EXERCISE AIM | Each entry below should be returned exactly as is, with the pictures removed.

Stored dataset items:
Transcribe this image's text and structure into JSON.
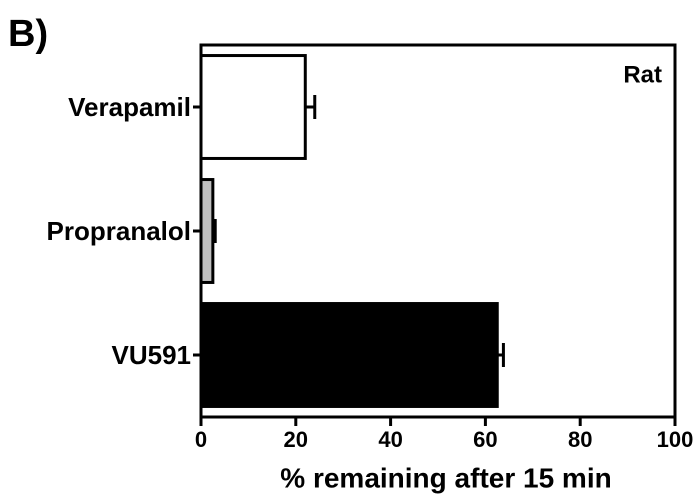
{
  "chart_data": {
    "type": "hbar",
    "panel_label": "B)",
    "annotation": "Rat",
    "xlabel": "% remaining after 15 min",
    "categories": [
      "Verapamil",
      "Propranalol",
      "VU591"
    ],
    "values": [
      22,
      2.5,
      62.5
    ],
    "errors": [
      2,
      0.5,
      1.3
    ],
    "colors": [
      "#ffffff",
      "#c0c0c0",
      "#000000"
    ],
    "xlim": [
      0,
      100
    ],
    "xticks": [
      0,
      20,
      40,
      60,
      80,
      100
    ]
  }
}
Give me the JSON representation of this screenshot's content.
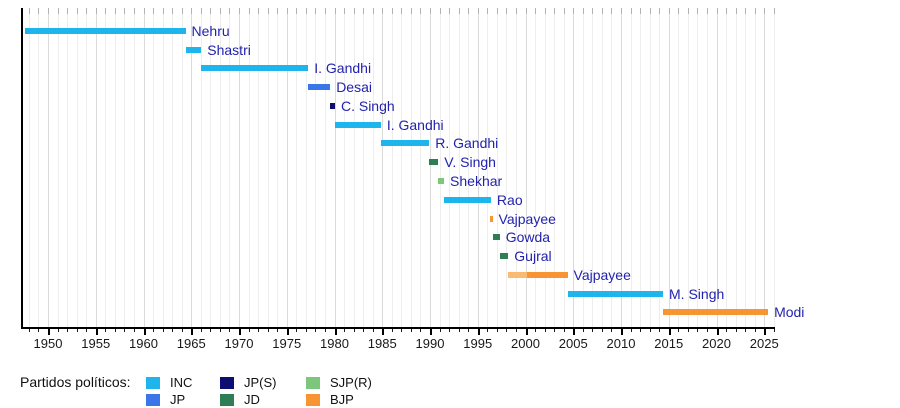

FULL OUTPUT |
Transcribe this image's text and structure into JSON.
{
  "chart_data": {
    "type": "hbar",
    "panel_label": "B)",
    "annotation": "Rat",
    "xlabel": "% remaining after 15 min",
    "categories": [
      "Verapamil",
      "Propranalol",
      "VU591"
    ],
    "values": [
      22,
      2.5,
      62.5
    ],
    "errors": [
      2,
      0.5,
      1.3
    ],
    "colors": [
      "#ffffff",
      "#c0c0c0",
      "#000000"
    ],
    "xlim": [
      0,
      100
    ],
    "xticks": [
      0,
      20,
      40,
      60,
      80,
      100
    ]
  }
}
Give me the JSON representation of this screenshot's content.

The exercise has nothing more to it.